── Textauszug ──

Freitag, 29. November 2024

LUZERN: DER RICHTER UND SEIN HENKER

am luzerner theater spielt mozarts „idomeneo“ in einem ballsaal in versailles statt auf kreta, „die fledermaus“ von johann strauss auf der titanic statt in wiener villen, „der richter und sein henker“ von friedrich dürrenmatt mitten in einer potthässlichen plattenbausiedlung statt im berner jura: das theater überbietet sich derzeit mit der verlegung bekannter stoffe an nicht zwingende schauplätze. gelegentlich mögen solche dislozierungen durchaus hilfreich sein, um neue perspektiven auf ein stück zu eröffnen. sieht man den richter und seinen henker jetzt also anders, wenn sie zwischen diesen grauen hochhausfassaden rumturnen statt in der twannschlucht? nein. versteht man die lebenslängliche wette über das perfekte verbrechen, die die beiden als junger polizist und junger gangster abgeschlossen haben, besser, wenn sie von frauen gespielt werden? „diese irritation führt dazu, dass die mechanismen der macht und manipulation viel genauer betrachtet werden können“, steht dazu im programmheft. stimmt nur leider nicht. und warum zeigen sich in der inszenierung von ronny jakubaschk alle mit grün-schwarzen globihosen und finsteren joker-fratzen? vermutlich sollte diese ganz und gar groteske geschichte, mit der dürrenmatt die mauscheleien in politik, wirtschaft, justiz und polizei schonungslos und genussvoll ausbreitet, hier einfach ins noch groteskere gesteigert werden. mit dem resultat, dass sie jetzt wie ein musical ohne musik daherkommt, leicht und bekömmlich für gymi-klassen, und mit gelegentlich einem stich ins infantile. doch dürrenmatt ist stark und übersteht das – und wir auch. und als nächstes wird dann wohl verdis „luisa miller“ von den tiroler bergen in elon musks space x verlegt. oder so.

───
── Daten zur Übung ──

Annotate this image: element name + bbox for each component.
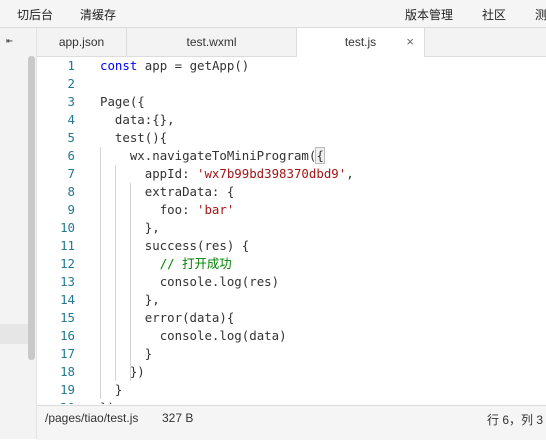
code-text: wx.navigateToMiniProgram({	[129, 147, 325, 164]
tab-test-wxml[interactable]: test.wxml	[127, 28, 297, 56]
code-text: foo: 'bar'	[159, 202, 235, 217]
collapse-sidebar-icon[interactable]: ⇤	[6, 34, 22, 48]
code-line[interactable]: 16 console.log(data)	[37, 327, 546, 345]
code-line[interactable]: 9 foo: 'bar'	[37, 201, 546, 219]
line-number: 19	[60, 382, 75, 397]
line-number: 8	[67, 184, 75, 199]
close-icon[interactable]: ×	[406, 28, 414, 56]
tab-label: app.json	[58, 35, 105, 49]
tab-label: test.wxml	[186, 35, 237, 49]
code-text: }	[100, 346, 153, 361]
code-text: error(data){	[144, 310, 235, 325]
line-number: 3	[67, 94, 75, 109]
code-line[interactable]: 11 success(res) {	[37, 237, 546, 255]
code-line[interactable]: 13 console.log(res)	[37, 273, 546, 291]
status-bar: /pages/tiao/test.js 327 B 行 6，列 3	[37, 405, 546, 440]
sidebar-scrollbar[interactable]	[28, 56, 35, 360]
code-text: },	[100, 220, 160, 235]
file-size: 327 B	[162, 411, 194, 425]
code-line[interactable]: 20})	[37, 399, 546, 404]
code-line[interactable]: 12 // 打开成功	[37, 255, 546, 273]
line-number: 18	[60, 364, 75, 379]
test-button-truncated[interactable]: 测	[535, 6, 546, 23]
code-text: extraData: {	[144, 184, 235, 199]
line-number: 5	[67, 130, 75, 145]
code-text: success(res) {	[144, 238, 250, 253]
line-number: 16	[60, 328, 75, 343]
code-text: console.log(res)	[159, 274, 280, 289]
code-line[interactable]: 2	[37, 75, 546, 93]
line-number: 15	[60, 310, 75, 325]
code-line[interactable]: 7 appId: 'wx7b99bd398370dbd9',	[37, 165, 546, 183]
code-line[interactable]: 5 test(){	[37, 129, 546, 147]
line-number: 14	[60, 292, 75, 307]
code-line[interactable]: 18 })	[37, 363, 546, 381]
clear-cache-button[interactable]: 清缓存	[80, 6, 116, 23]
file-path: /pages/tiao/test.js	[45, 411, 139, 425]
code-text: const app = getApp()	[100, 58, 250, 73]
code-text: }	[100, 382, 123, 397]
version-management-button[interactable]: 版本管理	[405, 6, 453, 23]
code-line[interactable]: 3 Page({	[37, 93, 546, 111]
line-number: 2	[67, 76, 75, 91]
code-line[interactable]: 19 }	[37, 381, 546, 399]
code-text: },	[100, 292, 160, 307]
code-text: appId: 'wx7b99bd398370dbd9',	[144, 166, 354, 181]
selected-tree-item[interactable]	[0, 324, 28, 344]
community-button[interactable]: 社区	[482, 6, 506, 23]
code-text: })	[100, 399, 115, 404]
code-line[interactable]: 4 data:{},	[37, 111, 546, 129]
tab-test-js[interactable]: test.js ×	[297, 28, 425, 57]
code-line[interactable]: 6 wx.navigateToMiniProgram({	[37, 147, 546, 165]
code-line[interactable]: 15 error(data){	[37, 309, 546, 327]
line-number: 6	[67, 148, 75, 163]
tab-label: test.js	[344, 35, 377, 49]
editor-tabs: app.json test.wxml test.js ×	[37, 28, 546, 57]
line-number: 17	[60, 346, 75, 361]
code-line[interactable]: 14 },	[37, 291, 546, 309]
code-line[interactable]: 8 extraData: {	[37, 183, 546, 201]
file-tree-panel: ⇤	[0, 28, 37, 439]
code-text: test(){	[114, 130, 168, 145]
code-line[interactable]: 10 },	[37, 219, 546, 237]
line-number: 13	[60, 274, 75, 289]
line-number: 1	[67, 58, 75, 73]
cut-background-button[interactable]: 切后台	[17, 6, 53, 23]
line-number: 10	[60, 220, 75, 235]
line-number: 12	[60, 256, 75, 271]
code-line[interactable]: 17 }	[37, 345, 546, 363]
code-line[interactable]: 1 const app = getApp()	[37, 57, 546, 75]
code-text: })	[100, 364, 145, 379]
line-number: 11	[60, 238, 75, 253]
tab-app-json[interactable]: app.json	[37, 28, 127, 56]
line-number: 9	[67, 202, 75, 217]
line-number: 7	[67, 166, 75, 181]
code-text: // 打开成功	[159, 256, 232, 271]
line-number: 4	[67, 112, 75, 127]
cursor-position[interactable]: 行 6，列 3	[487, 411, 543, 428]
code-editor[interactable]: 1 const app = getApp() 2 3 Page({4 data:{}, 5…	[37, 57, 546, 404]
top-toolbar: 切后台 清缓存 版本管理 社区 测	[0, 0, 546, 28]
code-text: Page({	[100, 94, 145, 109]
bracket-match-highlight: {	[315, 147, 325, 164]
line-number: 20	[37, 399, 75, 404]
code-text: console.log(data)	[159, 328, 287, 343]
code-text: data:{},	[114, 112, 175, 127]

───
── Daten zur Übung ──

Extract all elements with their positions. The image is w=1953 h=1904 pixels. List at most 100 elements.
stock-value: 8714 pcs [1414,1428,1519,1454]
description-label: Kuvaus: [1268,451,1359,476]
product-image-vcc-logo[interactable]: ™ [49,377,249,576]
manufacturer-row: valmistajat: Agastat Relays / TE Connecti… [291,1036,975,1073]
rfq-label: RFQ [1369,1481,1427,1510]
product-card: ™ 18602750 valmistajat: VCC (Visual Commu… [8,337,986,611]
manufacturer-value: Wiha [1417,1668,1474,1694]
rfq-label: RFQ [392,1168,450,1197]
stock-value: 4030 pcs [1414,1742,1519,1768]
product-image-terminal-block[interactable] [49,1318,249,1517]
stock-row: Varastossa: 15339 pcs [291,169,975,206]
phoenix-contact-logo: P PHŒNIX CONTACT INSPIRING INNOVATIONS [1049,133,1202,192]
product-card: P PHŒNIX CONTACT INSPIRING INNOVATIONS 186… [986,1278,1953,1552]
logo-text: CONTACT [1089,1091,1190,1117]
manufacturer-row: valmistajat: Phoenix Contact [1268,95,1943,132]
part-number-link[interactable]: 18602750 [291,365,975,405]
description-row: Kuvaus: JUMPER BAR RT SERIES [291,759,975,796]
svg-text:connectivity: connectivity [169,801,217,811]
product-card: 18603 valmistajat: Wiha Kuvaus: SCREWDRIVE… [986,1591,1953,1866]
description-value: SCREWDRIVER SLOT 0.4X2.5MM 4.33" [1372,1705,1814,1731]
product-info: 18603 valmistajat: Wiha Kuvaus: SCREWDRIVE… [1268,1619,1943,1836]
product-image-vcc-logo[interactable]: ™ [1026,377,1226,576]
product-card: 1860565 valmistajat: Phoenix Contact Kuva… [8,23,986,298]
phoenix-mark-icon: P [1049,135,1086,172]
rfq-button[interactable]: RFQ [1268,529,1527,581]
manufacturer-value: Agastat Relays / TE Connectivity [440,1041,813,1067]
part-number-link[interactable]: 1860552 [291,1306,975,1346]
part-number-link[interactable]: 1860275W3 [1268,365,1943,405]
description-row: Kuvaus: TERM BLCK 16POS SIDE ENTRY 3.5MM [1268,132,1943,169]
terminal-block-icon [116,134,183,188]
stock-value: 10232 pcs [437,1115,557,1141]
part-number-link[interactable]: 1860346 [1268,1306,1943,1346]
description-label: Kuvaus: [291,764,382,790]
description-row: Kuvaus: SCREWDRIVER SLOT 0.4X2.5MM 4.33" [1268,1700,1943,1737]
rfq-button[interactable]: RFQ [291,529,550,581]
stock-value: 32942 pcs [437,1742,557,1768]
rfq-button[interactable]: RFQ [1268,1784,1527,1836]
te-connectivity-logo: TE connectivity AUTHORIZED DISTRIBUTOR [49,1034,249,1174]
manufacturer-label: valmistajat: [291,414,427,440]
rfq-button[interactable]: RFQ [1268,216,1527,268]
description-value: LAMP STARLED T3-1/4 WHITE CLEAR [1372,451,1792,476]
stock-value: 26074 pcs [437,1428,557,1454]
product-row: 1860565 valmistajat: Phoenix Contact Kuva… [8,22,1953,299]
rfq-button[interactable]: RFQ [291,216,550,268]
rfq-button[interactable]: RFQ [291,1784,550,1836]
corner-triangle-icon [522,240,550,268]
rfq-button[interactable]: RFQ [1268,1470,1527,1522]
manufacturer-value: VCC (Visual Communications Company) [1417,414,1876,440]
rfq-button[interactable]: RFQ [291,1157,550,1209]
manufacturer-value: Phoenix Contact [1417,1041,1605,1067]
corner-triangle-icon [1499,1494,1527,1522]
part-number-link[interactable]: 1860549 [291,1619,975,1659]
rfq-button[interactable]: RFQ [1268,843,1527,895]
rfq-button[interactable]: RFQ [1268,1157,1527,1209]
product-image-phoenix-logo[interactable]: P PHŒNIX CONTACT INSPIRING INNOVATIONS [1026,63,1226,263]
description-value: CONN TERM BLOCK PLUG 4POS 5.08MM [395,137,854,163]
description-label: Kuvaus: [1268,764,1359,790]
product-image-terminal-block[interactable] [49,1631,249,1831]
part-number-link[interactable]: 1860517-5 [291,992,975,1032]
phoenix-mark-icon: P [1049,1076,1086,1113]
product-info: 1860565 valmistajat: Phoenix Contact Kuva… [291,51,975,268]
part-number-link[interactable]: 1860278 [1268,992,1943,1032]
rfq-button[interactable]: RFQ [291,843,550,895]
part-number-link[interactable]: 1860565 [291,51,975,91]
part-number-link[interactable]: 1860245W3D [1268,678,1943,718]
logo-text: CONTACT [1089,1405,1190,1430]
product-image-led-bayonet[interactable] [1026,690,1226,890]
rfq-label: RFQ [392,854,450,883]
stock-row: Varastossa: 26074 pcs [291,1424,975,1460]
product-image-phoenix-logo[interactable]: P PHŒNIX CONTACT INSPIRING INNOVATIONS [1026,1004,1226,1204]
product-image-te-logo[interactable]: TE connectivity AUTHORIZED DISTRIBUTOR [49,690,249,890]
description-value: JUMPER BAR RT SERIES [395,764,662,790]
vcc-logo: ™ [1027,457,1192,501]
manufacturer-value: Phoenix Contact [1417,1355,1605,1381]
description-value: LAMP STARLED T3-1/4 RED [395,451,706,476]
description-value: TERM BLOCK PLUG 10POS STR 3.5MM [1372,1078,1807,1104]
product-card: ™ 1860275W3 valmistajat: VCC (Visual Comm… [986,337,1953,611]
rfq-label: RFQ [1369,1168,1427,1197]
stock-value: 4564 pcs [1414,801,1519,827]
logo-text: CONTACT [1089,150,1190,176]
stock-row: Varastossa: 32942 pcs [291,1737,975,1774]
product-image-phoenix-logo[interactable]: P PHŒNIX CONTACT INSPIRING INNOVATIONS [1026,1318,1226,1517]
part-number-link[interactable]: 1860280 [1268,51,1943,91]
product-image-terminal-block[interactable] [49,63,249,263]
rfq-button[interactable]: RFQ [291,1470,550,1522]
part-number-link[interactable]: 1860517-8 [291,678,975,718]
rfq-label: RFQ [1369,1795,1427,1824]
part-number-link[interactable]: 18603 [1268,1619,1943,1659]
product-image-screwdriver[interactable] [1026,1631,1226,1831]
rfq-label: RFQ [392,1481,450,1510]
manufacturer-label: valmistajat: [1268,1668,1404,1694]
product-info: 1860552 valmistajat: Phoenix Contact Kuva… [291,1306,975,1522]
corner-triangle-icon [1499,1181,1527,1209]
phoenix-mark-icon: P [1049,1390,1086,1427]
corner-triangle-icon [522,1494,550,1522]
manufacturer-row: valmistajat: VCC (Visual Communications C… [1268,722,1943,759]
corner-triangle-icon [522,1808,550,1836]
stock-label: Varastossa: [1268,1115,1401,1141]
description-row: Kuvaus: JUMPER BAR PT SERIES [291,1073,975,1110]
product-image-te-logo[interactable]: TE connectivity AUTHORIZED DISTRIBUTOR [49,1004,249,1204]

───

Gestellte Aufgabe 1 » Kannst du aus den Zeilen, nicht aus dem Textauszug, alles unverändert niederschreiben, von der Zeile mit „Extract all elements“ bis einschließlich der Zeile mit „description-row: Kuvaus: JUMPER BAR RT“?
Gestellte Aufgabe 2 » Wie ließe sich der Textauszug über die Luzerner Inszenierung von „Der Richter und sein Henker“ nach seinem letzten Satz fortführen?
Der Textauszug und die Zeilen haben inhaltlich nichts miteinander zu tun.

Ergebnis 1 »
Extract all elements with their positions. The image is w=1953 h=1904 pixels. List at most 100 elements.
stock-value: 8714 pcs [1414,1428,1519,1454]
description-label: Kuvaus: [1268,451,1359,476]
product-image-vcc-logo[interactable]: ™ [49,377,249,576]
manufacturer-row: valmistajat: Agastat Relays / TE Connecti… [291,1036,975,1073]
rfq-label: RFQ [1369,1481,1427,1510]
product-card: ™ 18602750 valmistajat: VCC (Visual Commu… [8,337,986,611]
manufacturer-value: Wiha [1417,1668,1474,1694]
rfq-label: RFQ [392,1168,450,1197]
stock-value: 4030 pcs [1414,1742,1519,1768]
product-image-terminal-block[interactable] [49,1318,249,1517]
stock-row: Varastossa: 15339 pcs [291,169,975,206]
phoenix-contact-logo: P PHŒNIX CONTACT INSPIRING INNOVATIONS [1049,133,1202,192]
product-card: P PHŒNIX CONTACT INSPIRING INNOVATIONS 186… [986,1278,1953,1552]
logo-text: CONTACT [1089,1091,1190,1117]
manufacturer-row: valmistajat: Phoenix Contact [1268,95,1943,132]
part-number-link[interactable]: 18602750 [291,365,975,405]
description-row: Kuvaus: JUMPER BAR RT SERIES [291,759,975,796]

Ergebnis 2 »
Montag, 25. November 2024

FRANKFURT: SO BAUT MAN THEATER

theater sind spiegel der gesellschaftlichen zustände und inspiration zur optimierung derselben. höchst erfreulich also, dass immer wieder neue theater gebaut und alte saniert werden, in frankfurt, in mannheim, in luzern, wo altes und neues sogar kombiniert werden sollen. als luzerner besucht man die aktuelle ausstellung im deutschen architekturmuseum in frankfurt mit entsprechend grossem interesse: „ganz grosse oper – bühnenbauten im europäischen vergleich“. was auffällt: dort, wo die substanz erhalten und auf den neusten stand gebracht wird, laufen termine und kosten oft massiv aus dem ruder, es wird dann nicht teuer, sondern sauteuer. 2011 wurden für die sanierung von oper und schauspiel köln 253 millionen euro budgetiert, wiedereröffnung sollte 2015 sein. mittlerweile rechnet die stadt mit gegen einer milliarde – und ein eröffnungstermin steht noch nicht fest, weil immer noch viel zu viele am projekt rumfummeln. als gegenbeispiel und best practice wird der neubau des münchner volkstheaters aufgeführt, wo der auftrag zu einem festpreis an einen generalunternehmer ging: budget eingehalten, zeitplan eingehalten, die stadt, das theater und das publikum sind gleichermassen glücklich. bei den neubauten zeigt sich durchs band der einbezug der stadtbevölkerung als zentrales element, also auch des theaterfernen publikums: bei der oper in oslo ist das dach als öffentlicher stadtplatz gestaltet, beim schauspielhaus in kopenhagen gibt’s auf dem vorplatz bühnen und buden für open-air-veranstaltungen, das musiktheater linz ist mit direktem zugang zum volksgarten als „erweitertes wohnzimmer“ für die bevölkerung konzipiert. wenn das luzerner stadtparlament diese woche dem projektierungskredit fürs neue theater zustimmt, wird diesem aspekt anschliessend ganz besondere aufmerksamkeit zu widmen sein.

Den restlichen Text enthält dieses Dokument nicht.